(Work to do) Give a verbatim quotation of every record.

(Record extracts)
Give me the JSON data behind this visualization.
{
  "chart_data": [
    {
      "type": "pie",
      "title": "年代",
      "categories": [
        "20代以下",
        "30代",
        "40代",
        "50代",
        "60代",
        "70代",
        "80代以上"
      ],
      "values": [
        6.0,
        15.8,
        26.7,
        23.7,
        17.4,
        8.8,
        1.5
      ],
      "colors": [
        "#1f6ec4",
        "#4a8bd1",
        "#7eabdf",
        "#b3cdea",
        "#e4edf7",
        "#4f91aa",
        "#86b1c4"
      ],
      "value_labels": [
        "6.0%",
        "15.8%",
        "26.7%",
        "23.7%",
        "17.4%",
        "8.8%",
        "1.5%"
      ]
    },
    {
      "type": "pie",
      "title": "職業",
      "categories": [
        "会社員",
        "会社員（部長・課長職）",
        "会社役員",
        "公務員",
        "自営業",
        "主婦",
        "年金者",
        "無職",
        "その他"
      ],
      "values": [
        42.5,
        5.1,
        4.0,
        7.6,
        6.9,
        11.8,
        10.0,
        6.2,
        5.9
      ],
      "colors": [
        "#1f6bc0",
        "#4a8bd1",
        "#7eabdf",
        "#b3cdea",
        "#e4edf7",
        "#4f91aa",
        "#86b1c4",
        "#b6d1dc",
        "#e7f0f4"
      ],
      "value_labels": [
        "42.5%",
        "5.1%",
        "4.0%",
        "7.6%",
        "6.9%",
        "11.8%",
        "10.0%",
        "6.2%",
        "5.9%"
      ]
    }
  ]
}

(Result below)
Give me the JSON data behind this visualization.
{
  "chart_data": [
    {
      "type": "pie",
      "title": "年代",
      "categories": [
        "20代以下",
        "30代",
        "40代",
        "50代",
        "60代",
        "70代",
        "80代以上"
      ],
      "values": [
        6.0,
        15.8,
        26.7,
        23.7,
        17.4,
        8.8,
        1.5
      ],
      "colors": [
        "#1f6ec4",
        "#4a8bd1",
        "#7eabdf",
        "#b3cdea",
        "#e4edf7",
        "#4f91aa",
        "#86b1c4"
      ],
      "value_labels": [
        "6.0%",
        "15.8%",
        "26.7%",
        "23.7%",
        "17.4%",
        "8.8%",
        "1.5%"
      ]
    },
    {
      "type": "pie",
      "title": "職業",
      "categories": [
        "会社員",
        "会社員（部長・課長職）",
        "会社役員",
        "公務員",
        "自営業",
        "主婦",
        "年金者",
        "無職",
        "その他"
      ],
      "values": [
        42.5,
        5.1,
        4.0,
        7.6,
        6.9,
        11.8,
        10.0,
        6.2,
        5.9
      ],
      "colors": [
        "#1f6bc0",
        "#4a8bd1",
        "#7eabdf",
        "#b3cdea",
        "#e4edf7",
        "#4f91aa",
        "#86b1c4",
        "#b6d1dc",
        "#e7f0f4"
      ],
      "value_labels": [
        "42.5%",
        "5.1%",
        "4.0%",
        "7.6%",
        "6.9%",
        "11.8%",
        "10.0%",
        "6.2%",
        "5.9%"
      ]
    }
  ]
}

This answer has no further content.